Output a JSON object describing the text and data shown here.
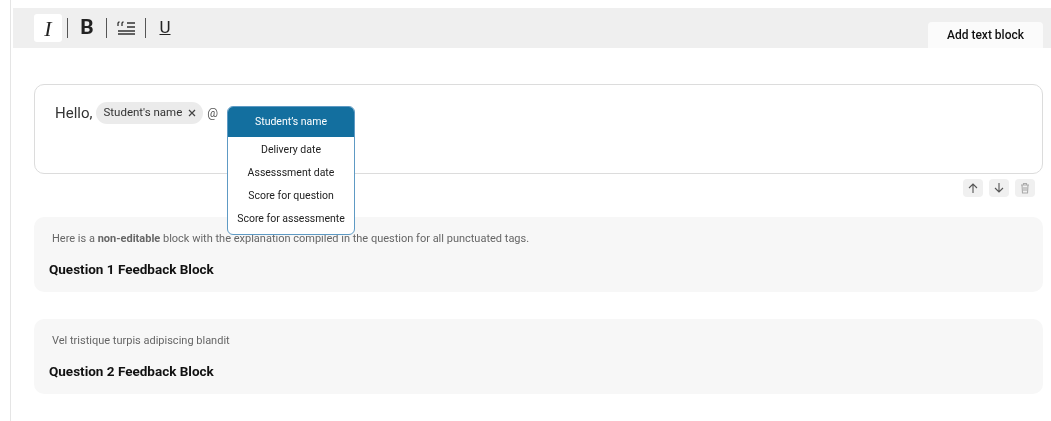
{
  "toolbar": {
    "tools": [
      {
        "kind": "italic",
        "label": "I",
        "selected": true
      },
      {
        "kind": "bold",
        "label": "B",
        "selected": false
      },
      {
        "kind": "quote",
        "selected": false
      },
      {
        "kind": "underline",
        "label": "U",
        "selected": false
      }
    ],
    "add_button": "Add text block"
  },
  "editor": {
    "greeting": "Hello,",
    "tag": {
      "label": "Student's name"
    },
    "trigger": "@",
    "dropdown": [
      {
        "label": "Student’s name",
        "selected": true
      },
      {
        "label": "Delivery date",
        "selected": false
      },
      {
        "label": "Assesssment date",
        "selected": false
      },
      {
        "label": "Score for question",
        "selected": false
      },
      {
        "label": "Score for assessmente",
        "selected": false
      }
    ]
  },
  "block_actions": [
    {
      "kind": "up"
    },
    {
      "kind": "down"
    },
    {
      "kind": "delete"
    }
  ],
  "feedback_blocks": [
    {
      "description": "Here is a **non-editable** block with the explanation compiled in the question for all punctuated tags.",
      "title": "Question 1 Feedback Block"
    },
    {
      "description": "Vel tristique turpis adipiscing blandit",
      "title": "Question 2 Feedback Block"
    }
  ]
}
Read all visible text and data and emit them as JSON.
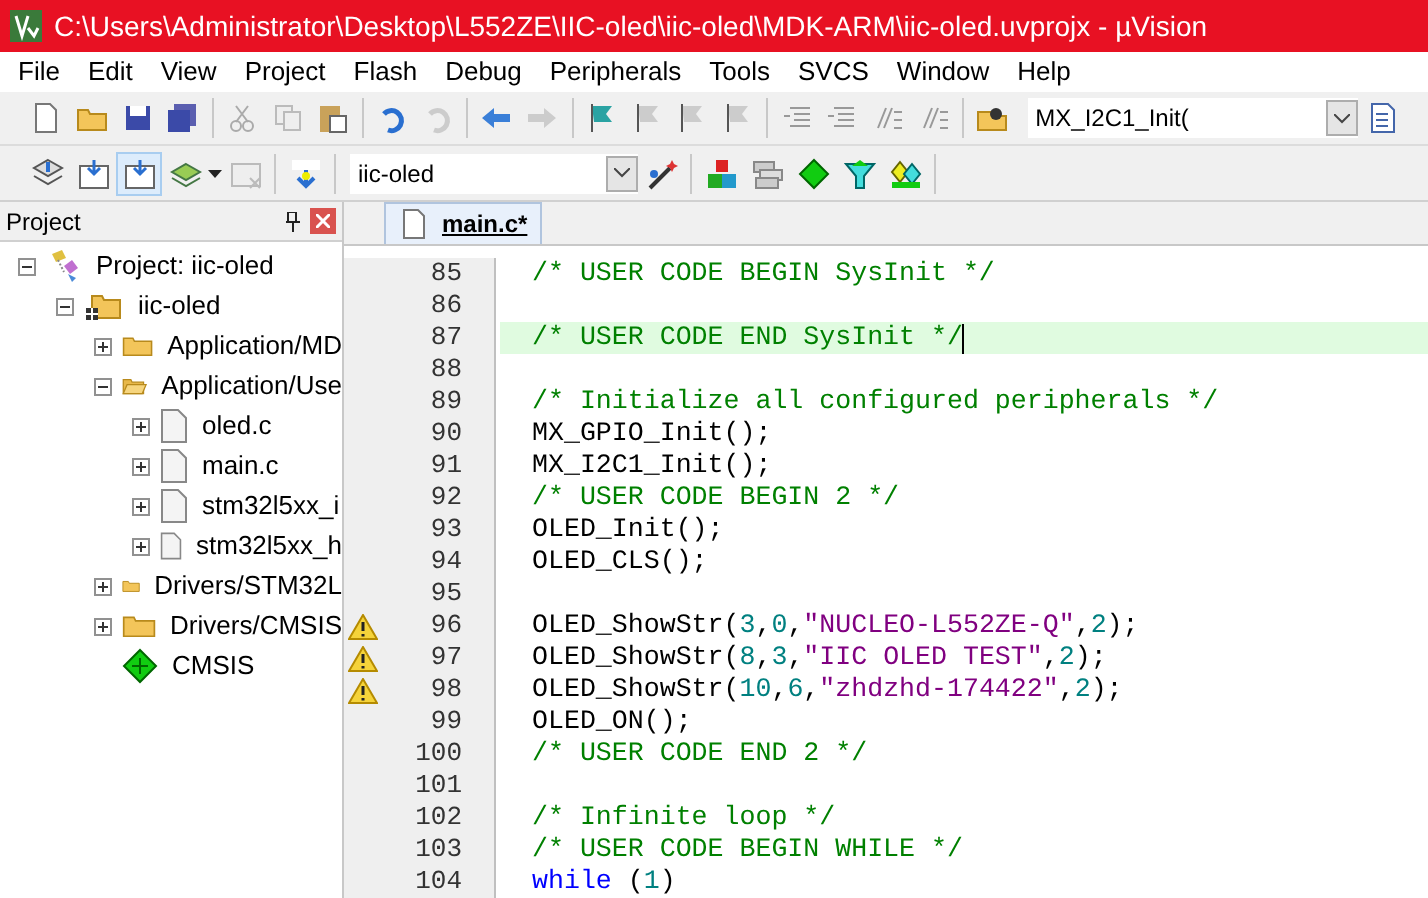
{
  "window": {
    "title": "C:\\Users\\Administrator\\Desktop\\L552ZE\\IIC-oled\\iic-oled\\MDK-ARM\\iic-oled.uvprojx - µVision"
  },
  "menu": [
    "File",
    "Edit",
    "View",
    "Project",
    "Flash",
    "Debug",
    "Peripherals",
    "Tools",
    "SVCS",
    "Window",
    "Help"
  ],
  "toolbar": {
    "find_field": {
      "value": "MX_I2C1_Init("
    },
    "target_select": {
      "value": "iic-oled"
    }
  },
  "project_panel": {
    "title": "Project",
    "tree": [
      {
        "label": "Project: iic-oled",
        "kind": "project",
        "expanded": true,
        "children": [
          {
            "label": "iic-oled",
            "kind": "target",
            "expanded": true,
            "children": [
              {
                "label": "Application/MD",
                "kind": "folder",
                "expanded": false
              },
              {
                "label": "Application/Use",
                "kind": "folder",
                "expanded": true,
                "children": [
                  {
                    "label": "oled.c",
                    "kind": "file",
                    "expanded": false
                  },
                  {
                    "label": "main.c",
                    "kind": "file",
                    "expanded": false
                  },
                  {
                    "label": "stm32l5xx_i",
                    "kind": "file",
                    "expanded": false
                  },
                  {
                    "label": "stm32l5xx_h",
                    "kind": "file",
                    "expanded": false
                  }
                ]
              },
              {
                "label": "Drivers/STM32L",
                "kind": "folder",
                "expanded": false
              },
              {
                "label": "Drivers/CMSIS",
                "kind": "folder",
                "expanded": false
              },
              {
                "label": "CMSIS",
                "kind": "component"
              }
            ]
          }
        ]
      }
    ]
  },
  "editor": {
    "tabs": [
      {
        "label": "main.c*",
        "selected": true
      }
    ],
    "lines": [
      {
        "number": "85",
        "current": false,
        "warning": false,
        "segments": [
          {
            "kind": "comment",
            "text": "/* USER CODE BEGIN SysInit */"
          }
        ]
      },
      {
        "number": "86",
        "current": false,
        "warning": false
      },
      {
        "number": "87",
        "current": true,
        "warning": false,
        "segments": [
          {
            "kind": "comment",
            "text": "/* USER CODE END SysInit */"
          }
        ]
      },
      {
        "number": "88",
        "current": false,
        "warning": false
      },
      {
        "number": "89",
        "current": false,
        "warning": false,
        "segments": [
          {
            "kind": "comment",
            "text": "/* Initialize all configured peripherals */"
          }
        ]
      },
      {
        "number": "90",
        "current": false,
        "warning": false,
        "segments": [
          {
            "kind": "plain",
            "text": "MX_GPIO_Init();"
          }
        ]
      },
      {
        "number": "91",
        "current": false,
        "warning": false,
        "segments": [
          {
            "kind": "plain",
            "text": "MX_I2C1_Init();"
          }
        ]
      },
      {
        "number": "92",
        "current": false,
        "warning": false,
        "segments": [
          {
            "kind": "comment",
            "text": "/* USER CODE BEGIN 2 */"
          }
        ]
      },
      {
        "number": "93",
        "current": false,
        "warning": false,
        "segments": [
          {
            "kind": "plain",
            "text": "OLED_Init();"
          }
        ]
      },
      {
        "number": "94",
        "current": false,
        "warning": false,
        "segments": [
          {
            "kind": "plain",
            "text": "OLED_CLS();"
          }
        ]
      },
      {
        "number": "95",
        "current": false,
        "warning": false
      },
      {
        "number": "96",
        "current": false,
        "warning": true,
        "segments": [
          {
            "kind": "plain",
            "text": "OLED_ShowStr("
          },
          {
            "kind": "number",
            "text": "3"
          },
          {
            "kind": "plain",
            "text": ","
          },
          {
            "kind": "number",
            "text": "0"
          },
          {
            "kind": "plain",
            "text": ","
          },
          {
            "kind": "string",
            "text": "\"NUCLEO-L552ZE-Q\""
          },
          {
            "kind": "plain",
            "text": ","
          },
          {
            "kind": "number",
            "text": "2"
          },
          {
            "kind": "plain",
            "text": ");"
          }
        ]
      },
      {
        "number": "97",
        "current": false,
        "warning": true,
        "segments": [
          {
            "kind": "plain",
            "text": "OLED_ShowStr("
          },
          {
            "kind": "number",
            "text": "8"
          },
          {
            "kind": "plain",
            "text": ","
          },
          {
            "kind": "number",
            "text": "3"
          },
          {
            "kind": "plain",
            "text": ","
          },
          {
            "kind": "string",
            "text": "\"IIC OLED TEST\""
          },
          {
            "kind": "plain",
            "text": ","
          },
          {
            "kind": "number",
            "text": "2"
          },
          {
            "kind": "plain",
            "text": ");"
          }
        ]
      },
      {
        "number": "98",
        "current": false,
        "warning": true,
        "segments": [
          {
            "kind": "plain",
            "text": "OLED_ShowStr("
          },
          {
            "kind": "number",
            "text": "10"
          },
          {
            "kind": "plain",
            "text": ","
          },
          {
            "kind": "number",
            "text": "6"
          },
          {
            "kind": "plain",
            "text": ","
          },
          {
            "kind": "string",
            "text": "\"zhdzhd-174422\""
          },
          {
            "kind": "plain",
            "text": ","
          },
          {
            "kind": "number",
            "text": "2"
          },
          {
            "kind": "plain",
            "text": ");"
          }
        ]
      },
      {
        "number": "99",
        "current": false,
        "warning": false,
        "segments": [
          {
            "kind": "plain",
            "text": "OLED_ON();"
          }
        ]
      },
      {
        "number": "100",
        "current": false,
        "warning": false,
        "segments": [
          {
            "kind": "comment",
            "text": "/* USER CODE END 2 */"
          }
        ]
      },
      {
        "number": "101",
        "current": false,
        "warning": false
      },
      {
        "number": "102",
        "current": false,
        "warning": false,
        "segments": [
          {
            "kind": "comment",
            "text": "/* Infinite loop */"
          }
        ]
      },
      {
        "number": "103",
        "current": false,
        "warning": false,
        "segments": [
          {
            "kind": "comment",
            "text": "/* USER CODE BEGIN WHILE */"
          }
        ]
      },
      {
        "number": "104",
        "current": false,
        "warning": false,
        "segments": [
          {
            "kind": "keyword",
            "text": "while"
          },
          {
            "kind": "plain",
            "text": " ("
          },
          {
            "kind": "number",
            "text": "1"
          },
          {
            "kind": "plain",
            "text": ")"
          }
        ]
      }
    ]
  }
}
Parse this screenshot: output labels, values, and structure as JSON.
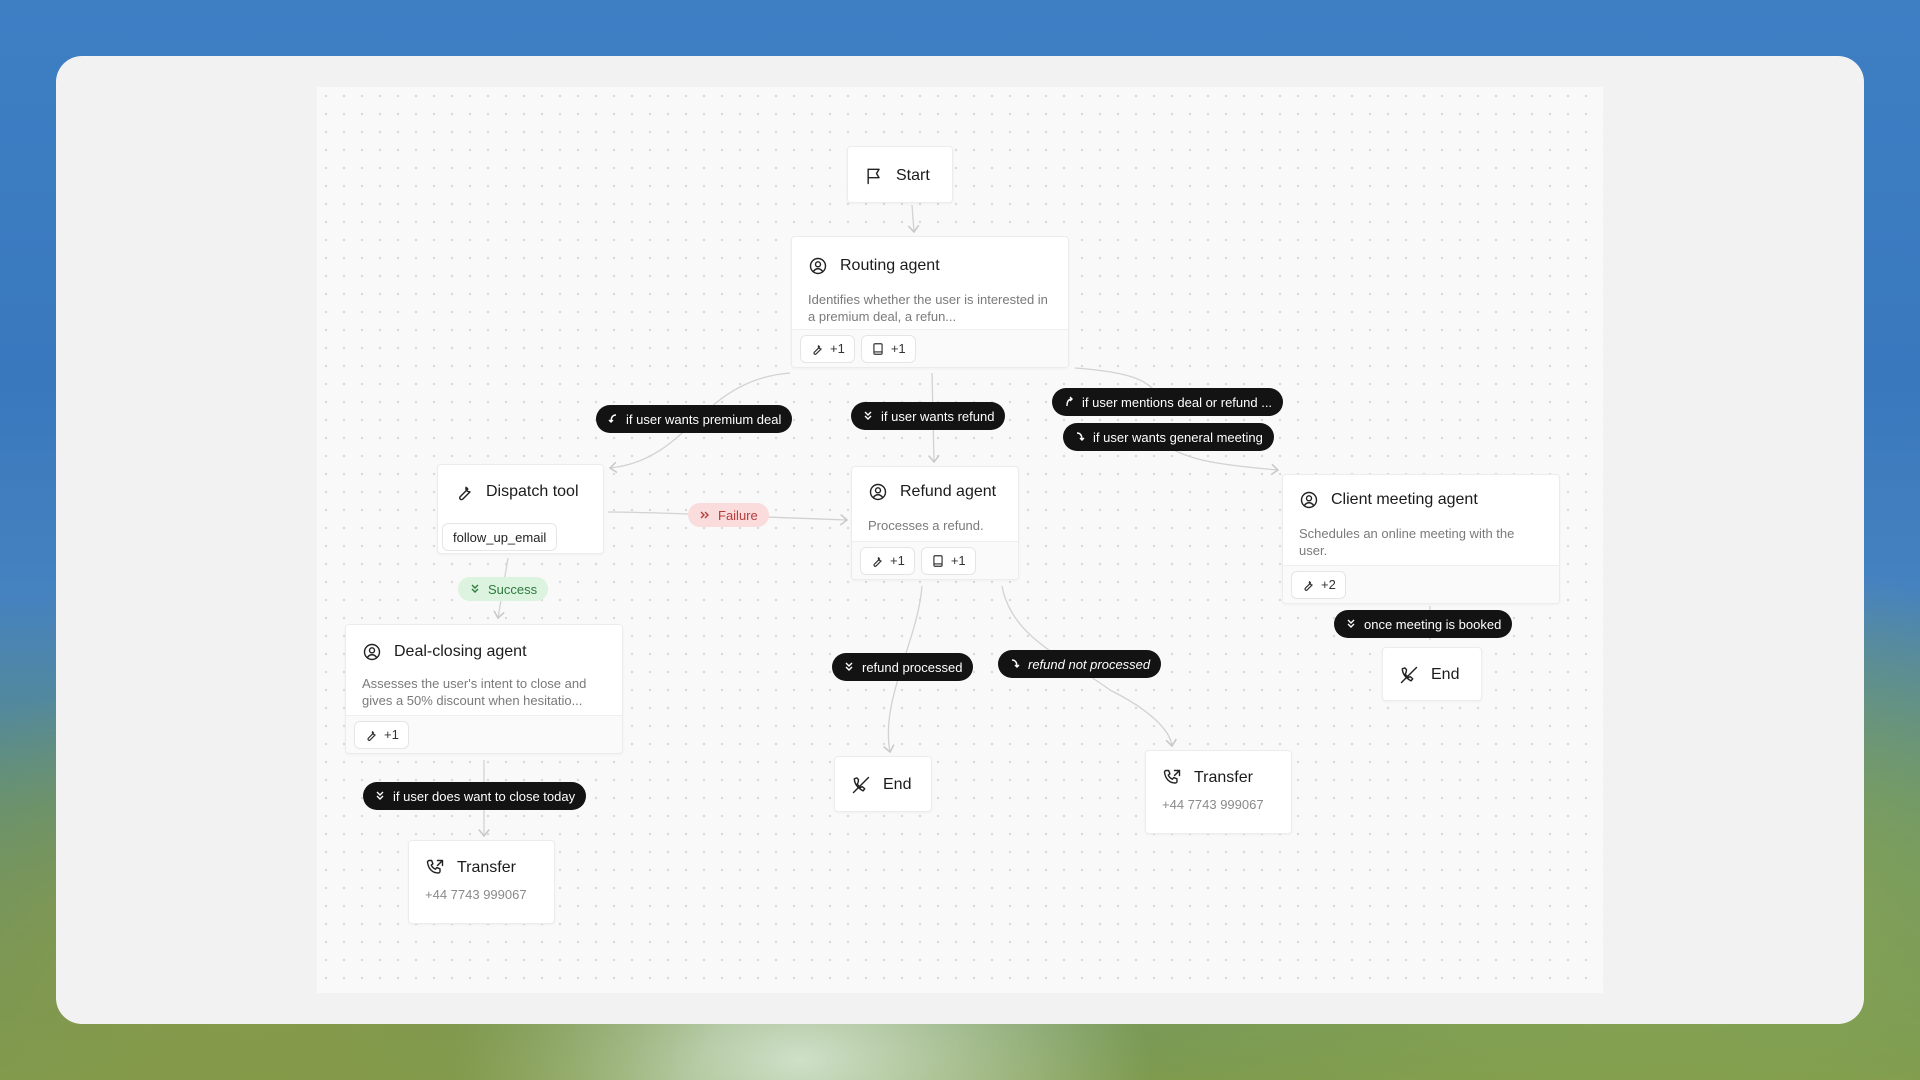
{
  "nodes": {
    "start": {
      "label": "Start"
    },
    "routing": {
      "title": "Routing agent",
      "description": "Identifies whether the user is interested in a premium deal, a refun...",
      "tools_count": "+1",
      "kb_count": "+1"
    },
    "dispatch": {
      "title": "Dispatch tool",
      "tool": "follow_up_email"
    },
    "refund": {
      "title": "Refund agent",
      "description": "Processes a refund.",
      "tools_count": "+1",
      "kb_count": "+1"
    },
    "client_meeting": {
      "title": "Client meeting agent",
      "description": "Schedules an online meeting with the user.",
      "tools_count": "+2"
    },
    "deal_closing": {
      "title": "Deal-closing agent",
      "description": "Assesses the user's intent to close and gives a 50% discount when hesitatio...",
      "tools_count": "+1"
    },
    "end_refund": {
      "label": "End"
    },
    "end_meeting": {
      "label": "End"
    },
    "transfer_refund": {
      "title": "Transfer",
      "phone": "+44 7743 999067"
    },
    "transfer_deal": {
      "title": "Transfer",
      "phone": "+44 7743 999067"
    }
  },
  "edges": {
    "premium_deal": "if user wants premium deal",
    "wants_refund": "if user wants refund",
    "mentions_deal_or_refund": "if user mentions deal or refund ...",
    "general_meeting": "if user wants general meeting",
    "failure": "Failure",
    "success": "Success",
    "refund_processed": "refund processed",
    "refund_not_processed": "refund not processed",
    "meeting_booked": "once meeting is booked",
    "close_today": "if user does want to close today"
  },
  "colors": {
    "edge_pill_bg": "#131313",
    "failure_bg": "#fbdcdc",
    "success_bg": "#dcf3df"
  }
}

################

Request
Look through the listing above. Pick out each line with "data" and copy it.

The completed task
Output a JSON object describing the text and data shown here.
Read all visible text and data and emit them as JSON.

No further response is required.